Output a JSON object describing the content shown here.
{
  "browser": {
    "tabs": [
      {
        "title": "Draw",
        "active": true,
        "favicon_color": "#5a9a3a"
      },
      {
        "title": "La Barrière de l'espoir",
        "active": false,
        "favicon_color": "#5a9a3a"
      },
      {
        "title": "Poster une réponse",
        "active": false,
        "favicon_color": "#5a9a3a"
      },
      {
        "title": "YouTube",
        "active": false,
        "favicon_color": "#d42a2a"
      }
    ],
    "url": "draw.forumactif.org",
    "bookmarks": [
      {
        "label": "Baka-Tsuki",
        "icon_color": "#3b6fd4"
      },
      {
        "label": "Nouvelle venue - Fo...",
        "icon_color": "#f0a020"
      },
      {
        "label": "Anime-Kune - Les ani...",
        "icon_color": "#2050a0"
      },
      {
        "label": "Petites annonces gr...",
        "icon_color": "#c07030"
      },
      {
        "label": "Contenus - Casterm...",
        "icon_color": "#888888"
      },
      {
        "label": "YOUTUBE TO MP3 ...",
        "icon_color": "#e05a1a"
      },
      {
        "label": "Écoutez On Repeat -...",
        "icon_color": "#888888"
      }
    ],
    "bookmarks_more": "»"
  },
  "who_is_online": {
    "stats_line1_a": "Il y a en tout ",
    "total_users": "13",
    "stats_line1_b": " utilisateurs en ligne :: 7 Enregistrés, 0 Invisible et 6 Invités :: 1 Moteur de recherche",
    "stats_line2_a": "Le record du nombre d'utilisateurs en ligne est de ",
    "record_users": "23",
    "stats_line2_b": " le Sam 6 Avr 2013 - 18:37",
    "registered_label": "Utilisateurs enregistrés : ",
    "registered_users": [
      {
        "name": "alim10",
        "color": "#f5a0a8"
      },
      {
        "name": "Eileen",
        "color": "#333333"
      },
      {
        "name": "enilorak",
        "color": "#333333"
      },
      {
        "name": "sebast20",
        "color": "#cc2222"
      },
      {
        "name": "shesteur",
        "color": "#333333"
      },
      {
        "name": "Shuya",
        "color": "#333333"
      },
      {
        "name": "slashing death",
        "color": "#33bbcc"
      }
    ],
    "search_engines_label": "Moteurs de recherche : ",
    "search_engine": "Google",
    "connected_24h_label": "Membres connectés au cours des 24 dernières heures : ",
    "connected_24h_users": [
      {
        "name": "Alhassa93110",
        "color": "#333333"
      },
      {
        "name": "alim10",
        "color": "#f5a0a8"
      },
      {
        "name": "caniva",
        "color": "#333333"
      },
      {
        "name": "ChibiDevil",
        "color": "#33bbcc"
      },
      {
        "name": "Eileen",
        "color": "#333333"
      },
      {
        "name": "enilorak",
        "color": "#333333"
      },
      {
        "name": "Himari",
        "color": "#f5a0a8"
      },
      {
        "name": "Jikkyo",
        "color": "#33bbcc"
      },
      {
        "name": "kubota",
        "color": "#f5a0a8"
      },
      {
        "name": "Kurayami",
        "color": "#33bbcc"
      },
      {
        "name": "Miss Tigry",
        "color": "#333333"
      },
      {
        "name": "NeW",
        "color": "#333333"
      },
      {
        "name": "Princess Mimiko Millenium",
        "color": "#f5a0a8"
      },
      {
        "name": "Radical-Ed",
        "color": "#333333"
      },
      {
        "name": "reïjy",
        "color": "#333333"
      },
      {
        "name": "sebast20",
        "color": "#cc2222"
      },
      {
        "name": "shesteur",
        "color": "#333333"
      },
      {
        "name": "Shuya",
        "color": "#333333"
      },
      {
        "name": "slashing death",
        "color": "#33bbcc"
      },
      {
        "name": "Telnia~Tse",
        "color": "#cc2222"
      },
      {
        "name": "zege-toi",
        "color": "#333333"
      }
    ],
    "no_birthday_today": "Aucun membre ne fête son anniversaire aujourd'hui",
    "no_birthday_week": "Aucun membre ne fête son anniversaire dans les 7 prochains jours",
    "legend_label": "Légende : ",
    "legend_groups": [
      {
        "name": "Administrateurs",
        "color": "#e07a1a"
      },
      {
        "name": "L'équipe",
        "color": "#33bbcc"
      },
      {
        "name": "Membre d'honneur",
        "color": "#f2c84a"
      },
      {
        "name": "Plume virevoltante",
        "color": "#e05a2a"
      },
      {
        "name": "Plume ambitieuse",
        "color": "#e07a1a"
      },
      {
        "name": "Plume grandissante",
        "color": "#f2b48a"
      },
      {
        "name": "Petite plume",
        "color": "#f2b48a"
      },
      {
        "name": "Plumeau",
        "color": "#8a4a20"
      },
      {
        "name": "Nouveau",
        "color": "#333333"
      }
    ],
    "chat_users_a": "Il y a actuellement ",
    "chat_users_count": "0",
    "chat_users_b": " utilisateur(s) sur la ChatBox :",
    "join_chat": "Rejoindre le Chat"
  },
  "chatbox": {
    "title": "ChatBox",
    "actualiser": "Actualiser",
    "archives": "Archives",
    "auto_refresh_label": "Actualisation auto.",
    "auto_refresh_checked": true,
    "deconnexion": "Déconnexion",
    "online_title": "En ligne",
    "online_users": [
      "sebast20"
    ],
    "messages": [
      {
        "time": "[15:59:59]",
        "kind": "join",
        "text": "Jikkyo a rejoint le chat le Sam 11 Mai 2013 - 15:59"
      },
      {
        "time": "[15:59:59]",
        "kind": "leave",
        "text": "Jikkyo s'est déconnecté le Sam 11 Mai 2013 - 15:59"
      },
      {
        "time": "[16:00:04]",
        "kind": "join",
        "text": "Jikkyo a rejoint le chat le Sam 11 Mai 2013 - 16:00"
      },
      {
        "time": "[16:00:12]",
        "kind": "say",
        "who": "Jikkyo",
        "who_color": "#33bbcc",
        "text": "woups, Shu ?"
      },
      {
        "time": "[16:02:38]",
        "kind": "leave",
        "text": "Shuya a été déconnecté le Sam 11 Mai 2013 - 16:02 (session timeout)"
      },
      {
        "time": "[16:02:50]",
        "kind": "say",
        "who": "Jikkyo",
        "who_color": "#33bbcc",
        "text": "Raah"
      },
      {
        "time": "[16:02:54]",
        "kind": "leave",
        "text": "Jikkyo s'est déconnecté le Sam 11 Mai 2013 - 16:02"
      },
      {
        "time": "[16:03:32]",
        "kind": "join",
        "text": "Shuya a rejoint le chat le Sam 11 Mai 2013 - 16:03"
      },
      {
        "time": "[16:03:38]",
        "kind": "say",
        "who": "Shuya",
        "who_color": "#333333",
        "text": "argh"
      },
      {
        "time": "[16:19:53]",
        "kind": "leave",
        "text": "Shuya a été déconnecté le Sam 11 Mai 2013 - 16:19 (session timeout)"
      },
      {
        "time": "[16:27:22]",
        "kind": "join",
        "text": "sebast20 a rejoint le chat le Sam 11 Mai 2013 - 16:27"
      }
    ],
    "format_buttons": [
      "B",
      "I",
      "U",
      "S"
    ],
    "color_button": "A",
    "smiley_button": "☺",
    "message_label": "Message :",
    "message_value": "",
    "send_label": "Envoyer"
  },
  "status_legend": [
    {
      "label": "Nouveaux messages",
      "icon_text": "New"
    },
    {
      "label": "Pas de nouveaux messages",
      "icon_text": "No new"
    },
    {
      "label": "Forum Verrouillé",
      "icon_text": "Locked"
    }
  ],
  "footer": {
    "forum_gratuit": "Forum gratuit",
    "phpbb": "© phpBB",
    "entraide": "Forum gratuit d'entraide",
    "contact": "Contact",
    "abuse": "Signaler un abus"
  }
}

========

Copy every line of the material, please, keeping it exactly the same.

Output a JSON object describing the content shown here.
{
  "browser": {
    "tabs": [
      {
        "title": "Draw",
        "active": true,
        "favicon_color": "#5a9a3a"
      },
      {
        "title": "La Barrière de l'espoir",
        "active": false,
        "favicon_color": "#5a9a3a"
      },
      {
        "title": "Poster une réponse",
        "active": false,
        "favicon_color": "#5a9a3a"
      },
      {
        "title": "YouTube",
        "active": false,
        "favicon_color": "#d42a2a"
      }
    ],
    "url": "draw.forumactif.org",
    "bookmarks": [
      {
        "label": "Baka-Tsuki",
        "icon_color": "#3b6fd4"
      },
      {
        "label": "Nouvelle venue - Fo...",
        "icon_color": "#f0a020"
      },
      {
        "label": "Anime-Kune - Les ani...",
        "icon_color": "#2050a0"
      },
      {
        "label": "Petites annonces gr...",
        "icon_color": "#c07030"
      },
      {
        "label": "Contenus - Casterm...",
        "icon_color": "#888888"
      },
      {
        "label": "YOUTUBE TO MP3 ...",
        "icon_color": "#e05a1a"
      },
      {
        "label": "Écoutez On Repeat -...",
        "icon_color": "#888888"
      }
    ],
    "bookmarks_more": "»"
  },
  "who_is_online": {
    "stats_line1_a": "Il y a en tout ",
    "total_users": "13",
    "stats_line1_b": " utilisateurs en ligne :: 7 Enregistrés, 0 Invisible et 6 Invités :: 1 Moteur de recherche",
    "stats_line2_a": "Le record du nombre d'utilisateurs en ligne est de ",
    "record_users": "23",
    "stats_line2_b": " le Sam 6 Avr 2013 - 18:37",
    "registered_label": "Utilisateurs enregistrés : ",
    "registered_users": [
      {
        "name": "alim10",
        "color": "#f5a0a8"
      },
      {
        "name": "Eileen",
        "color": "#333333"
      },
      {
        "name": "enilorak",
        "color": "#333333"
      },
      {
        "name": "sebast20",
        "color": "#cc2222"
      },
      {
        "name": "shesteur",
        "color": "#333333"
      },
      {
        "name": "Shuya",
        "color": "#333333"
      },
      {
        "name": "slashing death",
        "color": "#33bbcc"
      }
    ],
    "search_engines_label": "Moteurs de recherche : ",
    "search_engine": "Google",
    "connected_24h_label": "Membres connectés au cours des 24 dernières heures : ",
    "connected_24h_users": [
      {
        "name": "Alhassa93110",
        "color": "#333333"
      },
      {
        "name": "alim10",
        "color": "#f5a0a8"
      },
      {
        "name": "caniva",
        "color": "#333333"
      },
      {
        "name": "ChibiDevil",
        "color": "#33bbcc"
      },
      {
        "name": "Eileen",
        "color": "#333333"
      },
      {
        "name": "enilorak",
        "color": "#333333"
      },
      {
        "name": "Himari",
        "color": "#f5a0a8"
      },
      {
        "name": "Jikkyo",
        "color": "#33bbcc"
      },
      {
        "name": "kubota",
        "color": "#f5a0a8"
      },
      {
        "name": "Kurayami",
        "color": "#33bbcc"
      },
      {
        "name": "Miss Tigry",
        "color": "#333333"
      },
      {
        "name": "NeW",
        "color": "#333333"
      },
      {
        "name": "Princess Mimiko Millenium",
        "color": "#f5a0a8"
      },
      {
        "name": "Radical-Ed",
        "color": "#333333"
      },
      {
        "name": "reïjy",
        "color": "#333333"
      },
      {
        "name": "sebast20",
        "color": "#cc2222"
      },
      {
        "name": "shesteur",
        "color": "#333333"
      },
      {
        "name": "Shuya",
        "color": "#333333"
      },
      {
        "name": "slashing death",
        "color": "#33bbcc"
      },
      {
        "name": "Telnia~Tse",
        "color": "#cc2222"
      },
      {
        "name": "zege-toi",
        "color": "#333333"
      }
    ],
    "no_birthday_today": "Aucun membre ne fête son anniversaire aujourd'hui",
    "no_birthday_week": "Aucun membre ne fête son anniversaire dans les 7 prochains jours",
    "legend_label": "Légende : ",
    "legend_groups": [
      {
        "name": "Administrateurs",
        "color": "#e07a1a"
      },
      {
        "name": "L'équipe",
        "color": "#33bbcc"
      },
      {
        "name": "Membre d'honneur",
        "color": "#f2c84a"
      },
      {
        "name": "Plume virevoltante",
        "color": "#e05a2a"
      },
      {
        "name": "Plume ambitieuse",
        "color": "#e07a1a"
      },
      {
        "name": "Plume grandissante",
        "color": "#f2b48a"
      },
      {
        "name": "Petite plume",
        "color": "#f2b48a"
      },
      {
        "name": "Plumeau",
        "color": "#8a4a20"
      },
      {
        "name": "Nouveau",
        "color": "#333333"
      }
    ],
    "chat_users_a": "Il y a actuellement ",
    "chat_users_count": "0",
    "chat_users_b": " utilisateur(s) sur la ChatBox :",
    "join_chat": "Rejoindre le Chat"
  },
  "chatbox": {
    "title": "ChatBox",
    "actualiser": "Actualiser",
    "archives": "Archives",
    "auto_refresh_label": "Actualisation auto.",
    "auto_refresh_checked": true,
    "deconnexion": "Déconnexion",
    "online_title": "En ligne",
    "online_users": [
      "sebast20"
    ],
    "messages": [
      {
        "time": "[15:59:59]",
        "kind": "join",
        "text": "Jikkyo a rejoint le chat le Sam 11 Mai 2013 - 15:59"
      },
      {
        "time": "[15:59:59]",
        "kind": "leave",
        "text": "Jikkyo s'est déconnecté le Sam 11 Mai 2013 - 15:59"
      },
      {
        "time": "[16:00:04]",
        "kind": "join",
        "text": "Jikkyo a rejoint le chat le Sam 11 Mai 2013 - 16:00"
      },
      {
        "time": "[16:00:12]",
        "kind": "say",
        "who": "Jikkyo",
        "who_color": "#33bbcc",
        "text": "woups, Shu ?"
      },
      {
        "time": "[16:02:38]",
        "kind": "leave",
        "text": "Shuya a été déconnecté le Sam 11 Mai 2013 - 16:02 (session timeout)"
      },
      {
        "time": "[16:02:50]",
        "kind": "say",
        "who": "Jikkyo",
        "who_color": "#33bbcc",
        "text": "Raah"
      },
      {
        "time": "[16:02:54]",
        "kind": "leave",
        "text": "Jikkyo s'est déconnecté le Sam 11 Mai 2013 - 16:02"
      },
      {
        "time": "[16:03:32]",
        "kind": "join",
        "text": "Shuya a rejoint le chat le Sam 11 Mai 2013 - 16:03"
      },
      {
        "time": "[16:03:38]",
        "kind": "say",
        "who": "Shuya",
        "who_color": "#333333",
        "text": "argh"
      },
      {
        "time": "[16:19:53]",
        "kind": "leave",
        "text": "Shuya a été déconnecté le Sam 11 Mai 2013 - 16:19 (session timeout)"
      },
      {
        "time": "[16:27:22]",
        "kind": "join",
        "text": "sebast20 a rejoint le chat le Sam 11 Mai 2013 - 16:27"
      }
    ],
    "format_buttons": [
      "B",
      "I",
      "U",
      "S"
    ],
    "color_button": "A",
    "smiley_button": "☺",
    "message_label": "Message :",
    "message_value": "",
    "send_label": "Envoyer"
  },
  "status_legend": [
    {
      "label": "Nouveaux messages",
      "icon_text": "New"
    },
    {
      "label": "Pas de nouveaux messages",
      "icon_text": "No new"
    },
    {
      "label": "Forum Verrouillé",
      "icon_text": "Locked"
    }
  ],
  "footer": {
    "forum_gratuit": "Forum gratuit",
    "phpbb": "© phpBB",
    "entraide": "Forum gratuit d'entraide",
    "contact": "Contact",
    "abuse": "Signaler un abus"
  }
}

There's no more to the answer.